◆ What is expected
Repeat the full listing, word for word.

[start Input material]

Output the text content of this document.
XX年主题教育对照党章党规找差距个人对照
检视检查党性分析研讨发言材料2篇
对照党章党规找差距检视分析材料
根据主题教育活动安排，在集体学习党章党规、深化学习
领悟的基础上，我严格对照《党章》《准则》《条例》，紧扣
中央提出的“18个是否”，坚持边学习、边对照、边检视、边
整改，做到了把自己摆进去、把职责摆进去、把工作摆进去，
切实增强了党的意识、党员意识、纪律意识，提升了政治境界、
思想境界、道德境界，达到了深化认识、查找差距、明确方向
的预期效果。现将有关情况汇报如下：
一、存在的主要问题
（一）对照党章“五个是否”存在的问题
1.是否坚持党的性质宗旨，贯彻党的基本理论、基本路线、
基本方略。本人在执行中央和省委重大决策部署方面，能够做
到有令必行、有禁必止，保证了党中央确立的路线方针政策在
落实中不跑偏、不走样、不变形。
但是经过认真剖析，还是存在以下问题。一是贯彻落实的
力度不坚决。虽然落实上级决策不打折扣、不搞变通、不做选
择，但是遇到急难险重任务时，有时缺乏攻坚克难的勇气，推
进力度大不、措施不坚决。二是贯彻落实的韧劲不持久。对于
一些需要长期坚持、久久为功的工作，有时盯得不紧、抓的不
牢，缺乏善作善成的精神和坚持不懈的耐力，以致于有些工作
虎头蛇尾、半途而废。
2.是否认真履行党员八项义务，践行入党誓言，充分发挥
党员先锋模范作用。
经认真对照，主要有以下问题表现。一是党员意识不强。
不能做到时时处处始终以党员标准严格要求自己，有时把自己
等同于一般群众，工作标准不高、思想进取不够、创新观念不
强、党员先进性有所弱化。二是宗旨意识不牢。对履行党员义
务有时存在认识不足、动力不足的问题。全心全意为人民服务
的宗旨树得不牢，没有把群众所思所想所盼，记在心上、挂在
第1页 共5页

[end Input material]

◆ The solution
Output the text content of this document.
XX年主题教育对照党章党规找差距个人对照
检视检查党性分析研讨发言材料2篇
对照党章党规找差距检视分析材料
根据主题教育活动安排，在集体学习党章党规、深化学习
领悟的基础上，我严格对照《党章》《准则》《条例》，紧扣
中央提出的“18个是否”，坚持边学习、边对照、边检视、边
整改，做到了把自己摆进去、把职责摆进去、把工作摆进去，
切实增强了党的意识、党员意识、纪律意识，提升了政治境界、
思想境界、道德境界，达到了深化认识、查找差距、明确方向
的预期效果。现将有关情况汇报如下：
一、存在的主要问题
（一）对照党章“五个是否”存在的问题
1.是否坚持党的性质宗旨，贯彻党的基本理论、基本路线、
基本方略。本人在执行中央和省委重大决策部署方面，能够做
到有令必行、有禁必止，保证了党中央确立的路线方针政策在
落实中不跑偏、不走样、不变形。
但是经过认真剖析，还是存在以下问题。一是贯彻落实的
力度不坚决。虽然落实上级决策不打折扣、不搞变通、不做选
择，但是遇到急难险重任务时，有时缺乏攻坚克难的勇气，推
进力度大不、措施不坚决。二是贯彻落实的韧劲不持久。对于
一些需要长期坚持、久久为功的工作，有时盯得不紧、抓的不
牢，缺乏善作善成的精神和坚持不懈的耐力，以致于有些工作
虎头蛇尾、半途而废。
2.是否认真履行党员八项义务，践行入党誓言，充分发挥
党员先锋模范作用。
经认真对照，主要有以下问题表现。一是党员意识不强。
不能做到时时处处始终以党员标准严格要求自己，有时把自己
等同于一般群众，工作标准不高、思想进取不够、创新观念不
强、党员先进性有所弱化。二是宗旨意识不牢。对履行党员义
务有时存在认识不足、动力不足的问题。全心全意为人民服务
的宗旨树得不牢，没有把群众所思所想所盼，记在心上、挂在
第1页 共5页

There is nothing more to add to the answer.